- Data shown -
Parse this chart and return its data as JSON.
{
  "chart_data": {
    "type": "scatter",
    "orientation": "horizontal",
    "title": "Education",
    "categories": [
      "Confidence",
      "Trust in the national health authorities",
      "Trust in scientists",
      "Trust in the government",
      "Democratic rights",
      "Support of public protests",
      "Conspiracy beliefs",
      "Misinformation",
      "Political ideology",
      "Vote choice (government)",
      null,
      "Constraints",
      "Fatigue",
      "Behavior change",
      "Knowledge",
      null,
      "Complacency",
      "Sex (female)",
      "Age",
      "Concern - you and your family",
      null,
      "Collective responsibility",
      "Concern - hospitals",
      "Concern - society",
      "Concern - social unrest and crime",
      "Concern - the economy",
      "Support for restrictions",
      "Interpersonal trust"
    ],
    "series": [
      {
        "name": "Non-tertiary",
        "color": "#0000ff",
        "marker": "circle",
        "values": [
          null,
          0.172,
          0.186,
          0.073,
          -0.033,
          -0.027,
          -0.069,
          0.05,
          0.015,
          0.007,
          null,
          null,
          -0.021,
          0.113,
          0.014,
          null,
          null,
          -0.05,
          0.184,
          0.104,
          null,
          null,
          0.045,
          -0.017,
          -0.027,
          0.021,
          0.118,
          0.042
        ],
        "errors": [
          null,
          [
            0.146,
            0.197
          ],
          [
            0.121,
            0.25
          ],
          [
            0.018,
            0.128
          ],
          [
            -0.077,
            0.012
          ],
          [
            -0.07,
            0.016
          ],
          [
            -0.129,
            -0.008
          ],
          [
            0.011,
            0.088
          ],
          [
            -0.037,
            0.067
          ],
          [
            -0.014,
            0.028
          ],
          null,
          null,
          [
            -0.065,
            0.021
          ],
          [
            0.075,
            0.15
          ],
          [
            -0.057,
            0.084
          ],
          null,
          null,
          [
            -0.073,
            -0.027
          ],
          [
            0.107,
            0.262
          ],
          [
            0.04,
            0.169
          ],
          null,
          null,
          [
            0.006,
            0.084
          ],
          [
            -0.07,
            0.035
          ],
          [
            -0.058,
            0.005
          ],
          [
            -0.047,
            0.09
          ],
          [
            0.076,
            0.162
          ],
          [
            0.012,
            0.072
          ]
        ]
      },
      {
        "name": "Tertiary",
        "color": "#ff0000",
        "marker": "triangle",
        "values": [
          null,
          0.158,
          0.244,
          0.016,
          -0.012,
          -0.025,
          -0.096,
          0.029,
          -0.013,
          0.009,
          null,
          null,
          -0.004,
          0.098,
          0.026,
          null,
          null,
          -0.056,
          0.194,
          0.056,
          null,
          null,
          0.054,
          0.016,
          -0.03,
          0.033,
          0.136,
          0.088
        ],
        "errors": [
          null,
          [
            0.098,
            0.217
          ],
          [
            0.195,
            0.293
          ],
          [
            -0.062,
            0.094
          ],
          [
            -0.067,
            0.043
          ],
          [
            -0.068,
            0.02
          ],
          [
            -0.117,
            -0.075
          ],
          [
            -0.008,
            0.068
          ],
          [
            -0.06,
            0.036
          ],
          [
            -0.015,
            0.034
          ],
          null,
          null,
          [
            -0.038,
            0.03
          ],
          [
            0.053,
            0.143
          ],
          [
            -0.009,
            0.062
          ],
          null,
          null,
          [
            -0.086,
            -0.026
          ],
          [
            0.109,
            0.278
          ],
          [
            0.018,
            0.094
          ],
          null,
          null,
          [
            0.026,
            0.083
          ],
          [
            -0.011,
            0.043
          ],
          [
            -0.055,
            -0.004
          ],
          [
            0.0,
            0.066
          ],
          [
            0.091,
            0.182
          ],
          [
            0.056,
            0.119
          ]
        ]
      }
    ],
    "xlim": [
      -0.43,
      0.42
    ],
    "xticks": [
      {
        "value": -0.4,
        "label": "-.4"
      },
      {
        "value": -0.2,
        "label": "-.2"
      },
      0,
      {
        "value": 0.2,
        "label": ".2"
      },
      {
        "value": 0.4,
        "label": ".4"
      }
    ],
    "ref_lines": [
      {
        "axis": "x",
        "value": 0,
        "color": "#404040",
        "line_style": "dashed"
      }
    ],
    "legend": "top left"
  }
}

- Given exercise -
Pick out all lines from the data above in which the word "Support" appears.

- Answer to this task -
      "Support of public protests",
      "Support for restrictions",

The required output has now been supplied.